→ **Aim of the task**
Without including any pictures, write out all the entries exactly.

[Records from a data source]
--

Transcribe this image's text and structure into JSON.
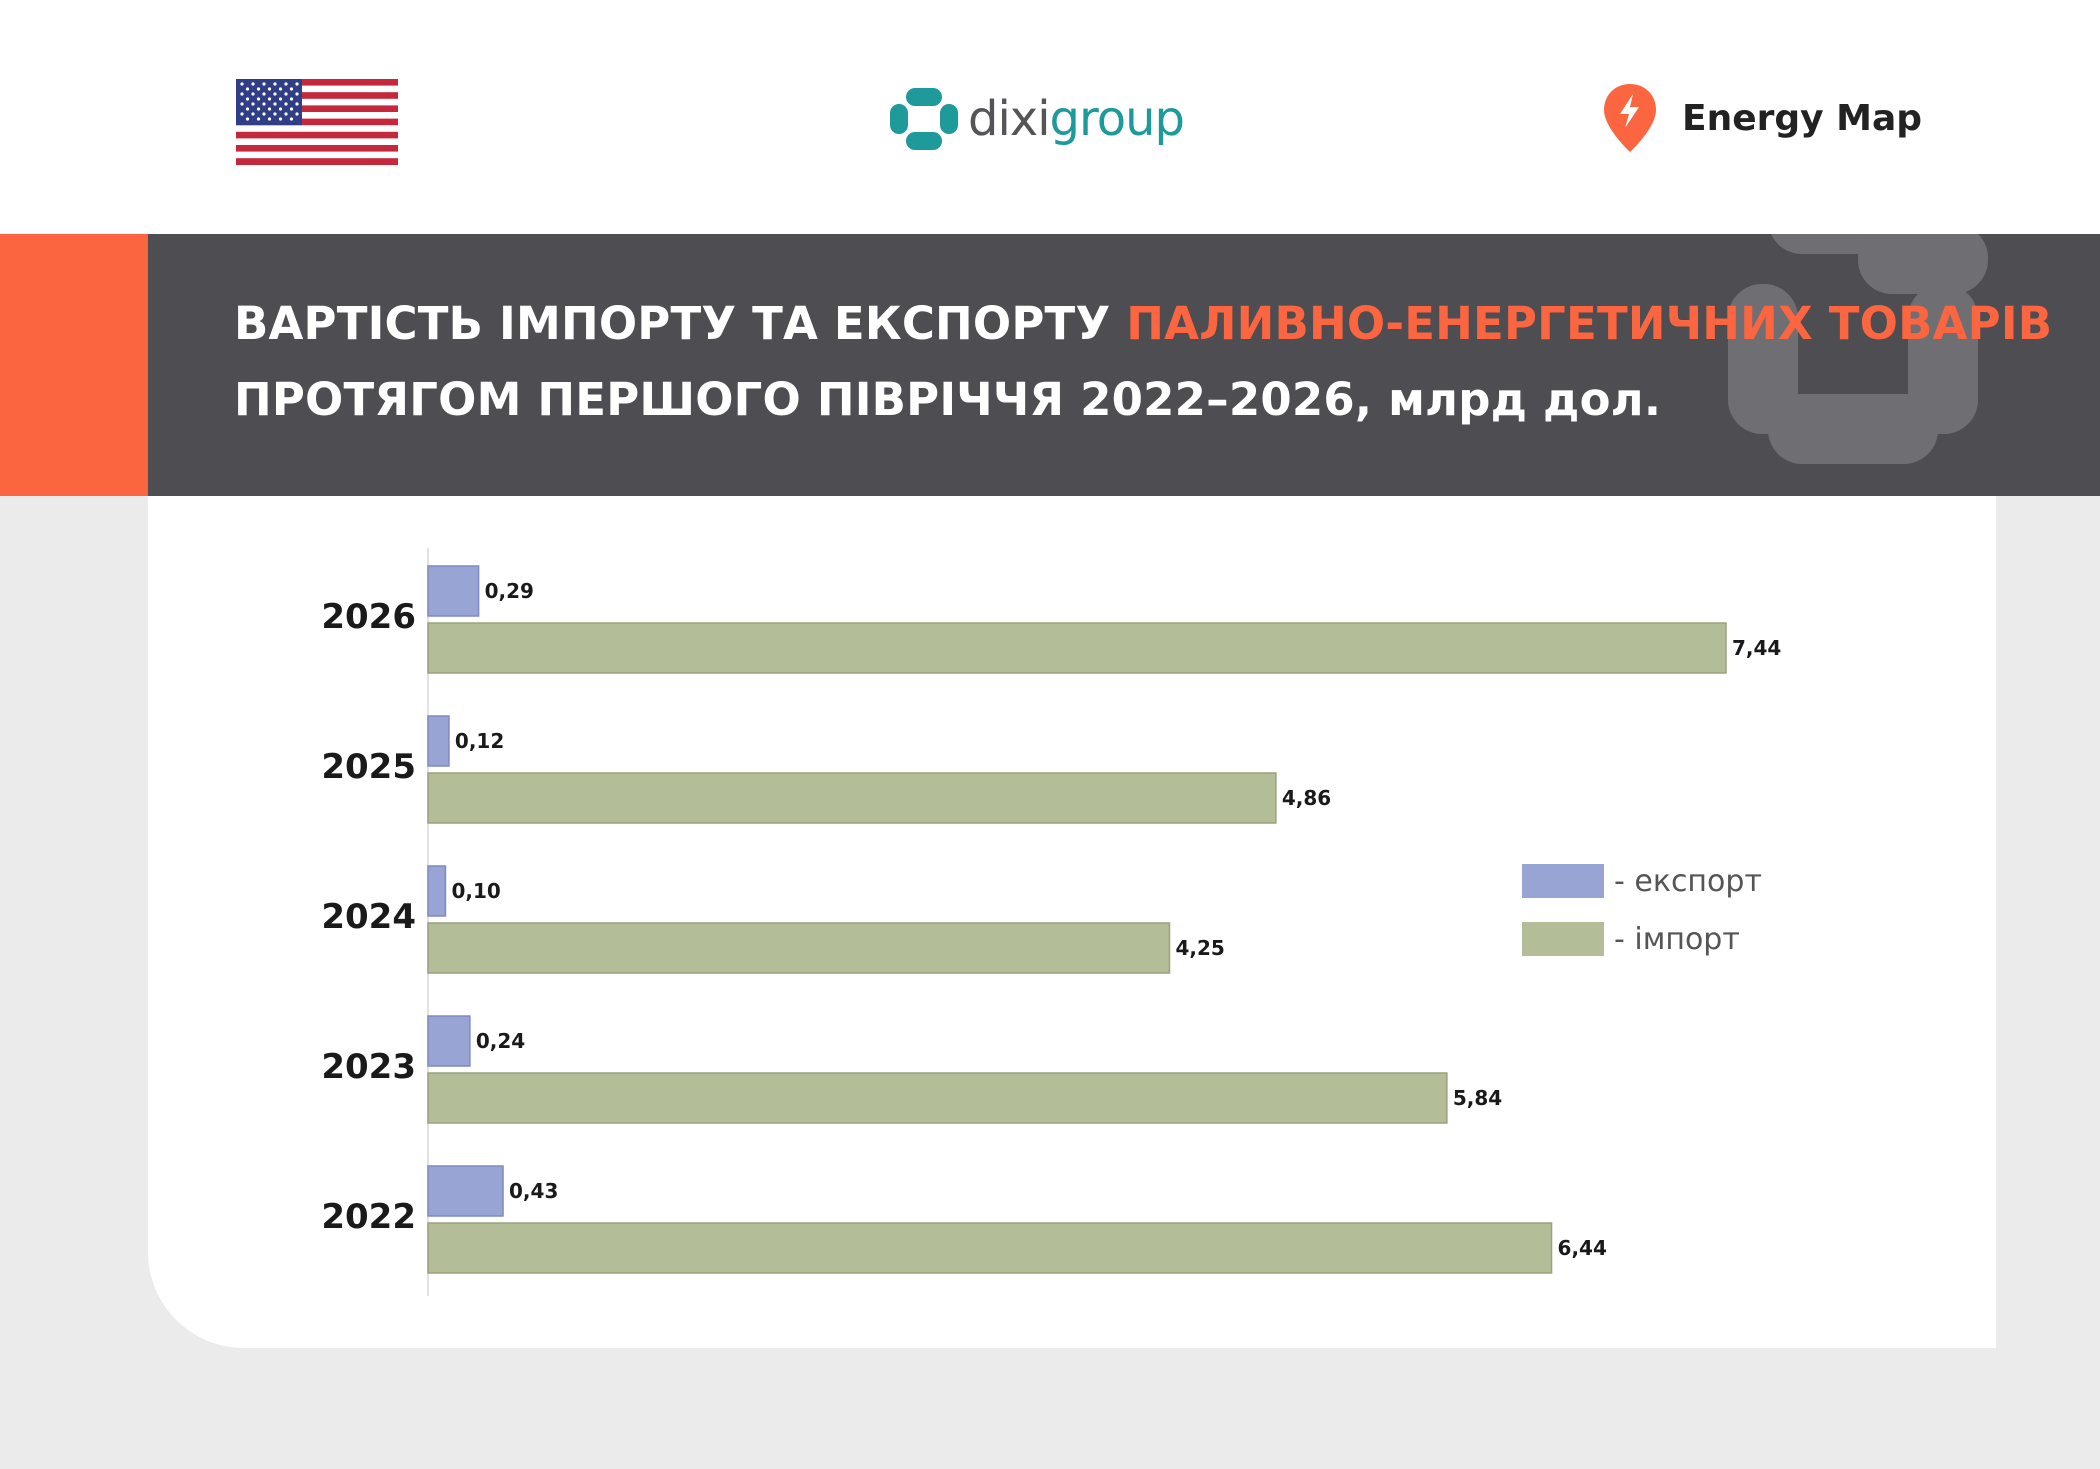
{
  "header": {
    "flag_icon": "us-flag-icon",
    "dixi_logo_part1": "dixi",
    "dixi_logo_part2": "group",
    "energymap_logo_text": "Energy Map",
    "colors": {
      "accent": "#fb6540",
      "band": "#4d4d52",
      "dixi_teal": "#1e9a9a"
    }
  },
  "title": {
    "part1": "ВАРТІСТЬ ІМПОРТУ ТА ЕКСПОРТУ ",
    "highlight": "ПАЛИВНО-ЕНЕРГЕТИЧНИХ ТОВАРІВ",
    "part2": " ПРОТЯГОМ ПЕРШОГО ПІВРІЧЧЯ 2022–2026, млрд дол."
  },
  "chart_data": {
    "type": "bar",
    "orientation": "horizontal",
    "categories": [
      "2026",
      "2025",
      "2024",
      "2023",
      "2022"
    ],
    "series": [
      {
        "name": "- експорт",
        "color": "#98a4d3",
        "values": [
          0.29,
          0.12,
          0.1,
          0.24,
          0.43
        ],
        "labels": [
          "0,29",
          "0,12",
          "0,10",
          "0,24",
          "0,43"
        ]
      },
      {
        "name": "- імпорт",
        "color": "#b3bd98",
        "values": [
          7.44,
          4.86,
          4.25,
          5.84,
          6.44
        ],
        "labels": [
          "7,44",
          "4,86",
          "4,25",
          "5,84",
          "6,44"
        ]
      }
    ],
    "xlim": [
      0,
      7.44
    ],
    "grid": false,
    "legend_position": "right"
  }
}
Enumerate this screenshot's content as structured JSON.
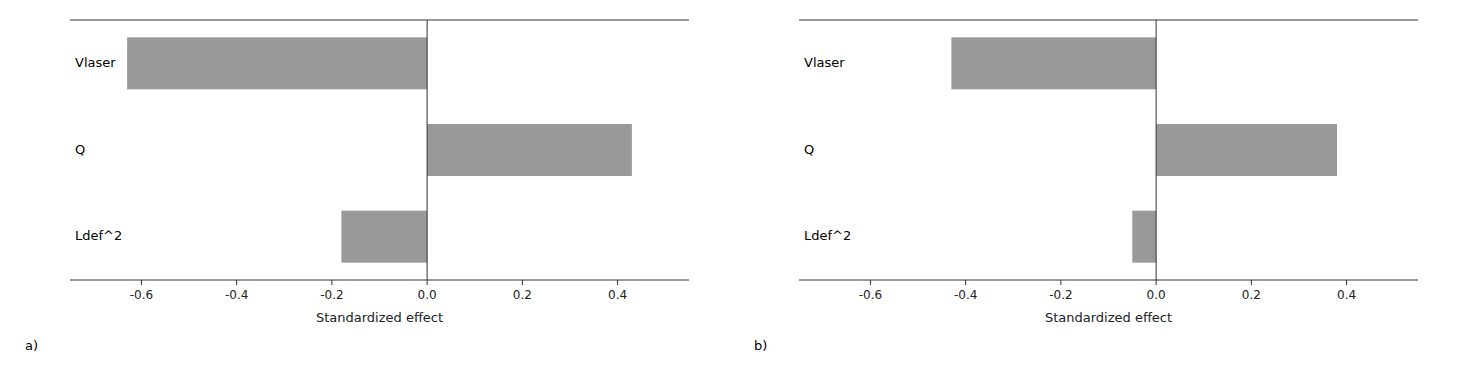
{
  "chart_data": [
    {
      "type": "bar",
      "orientation": "horizontal",
      "title": "a)",
      "categories": [
        "Ldef^2",
        "Q",
        "Vlaser"
      ],
      "values": [
        -0.18,
        0.43,
        -0.63
      ],
      "color": "#999999",
      "xlabel": "Standardized effect",
      "xlim": [
        -0.75,
        0.55
      ],
      "xticks": [
        -0.6,
        -0.4,
        -0.2,
        {
          "value": 0.0,
          "label": "0.0"
        },
        0.2,
        0.4
      ]
    },
    {
      "type": "bar",
      "orientation": "horizontal",
      "title": "b)",
      "categories": [
        "Ldef^2",
        "Q",
        "Vlaser"
      ],
      "values": [
        -0.05,
        0.38,
        -0.43
      ],
      "color": "#999999",
      "xlabel": "Standardized effect",
      "xlim": [
        -0.75,
        0.55
      ],
      "xticks": [
        -0.6,
        -0.4,
        -0.2,
        {
          "value": 0.0,
          "label": "0.0"
        },
        0.2,
        0.4
      ]
    }
  ]
}
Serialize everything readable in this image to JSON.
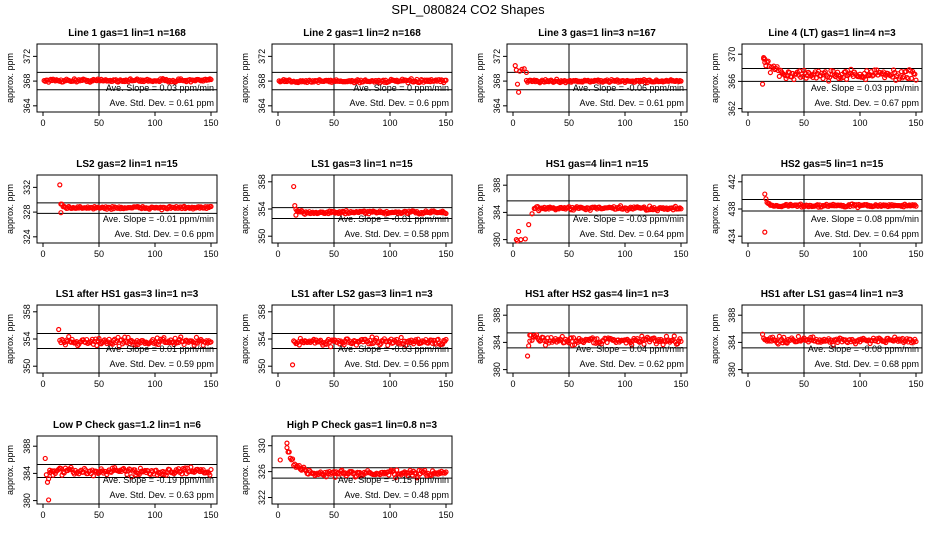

--

→ **Exercise solution**
Transcribe this image's text and structure into JSON.
{
  "header": {
    "flag_icon": "us-flag-icon",
    "dixi_logo_part1": "dixi",
    "dixi_logo_part2": "group",
    "energymap_logo_text": "Energy Map",
    "colors": {
      "accent": "#fb6540",
      "band": "#4d4d52",
      "dixi_teal": "#1e9a9a"
    }
  },
  "title": {
    "part1": "ВАРТІСТЬ ІМПОРТУ ТА ЕКСПОРТУ ",
    "highlight": "ПАЛИВНО-ЕНЕРГЕТИЧНИХ ТОВАРІВ",
    "part2": " ПРОТЯГОМ ПЕРШОГО ПІВРІЧЧЯ 2022–2026, млрд дол."
  },
  "chart_data": {
    "type": "bar",
    "orientation": "horizontal",
    "categories": [
      "2026",
      "2025",
      "2024",
      "2023",
      "2022"
    ],
    "series": [
      {
        "name": "- експорт",
        "color": "#98a4d3",
        "values": [
          0.29,
          0.12,
          0.1,
          0.24,
          0.43
        ],
        "labels": [
          "0,29",
          "0,12",
          "0,10",
          "0,24",
          "0,43"
        ]
      },
      {
        "name": "- імпорт",
        "color": "#b3bd98",
        "values": [
          7.44,
          4.86,
          4.25,
          5.84,
          6.44
        ],
        "labels": [
          "7,44",
          "4,86",
          "4,25",
          "5,84",
          "6,44"
        ]
      }
    ],
    "xlim": [
      0,
      7.44
    ],
    "grid": false,
    "legend_position": "right"
  }
}
Enumerate this screenshot's content as structured JSON.
{
  "chart_data": [
    {
      "type": "bar",
      "orientation": "horizontal",
      "title": "a)",
      "categories": [
        "Ldef^2",
        "Q",
        "Vlaser"
      ],
      "values": [
        -0.18,
        0.43,
        -0.63
      ],
      "color": "#999999",
      "xlabel": "Standardized effect",
      "xlim": [
        -0.75,
        0.55
      ],
      "xticks": [
        -0.6,
        -0.4,
        -0.2,
        {
          "value": 0.0,
          "label": "0.0"
        },
        0.2,
        0.4
      ]
    },
    {
      "type": "bar",
      "orientation": "horizontal",
      "title": "b)",
      "categories": [
        "Ldef^2",
        "Q",
        "Vlaser"
      ],
      "values": [
        -0.05,
        0.38,
        -0.43
      ],
      "color": "#999999",
      "xlabel": "Standardized effect",
      "xlim": [
        -0.75,
        0.55
      ],
      "xticks": [
        -0.6,
        -0.4,
        -0.2,
        {
          "value": 0.0,
          "label": "0.0"
        },
        0.2,
        0.4
      ]
    }
  ]
}
Serialize everything readable in this image to JSON.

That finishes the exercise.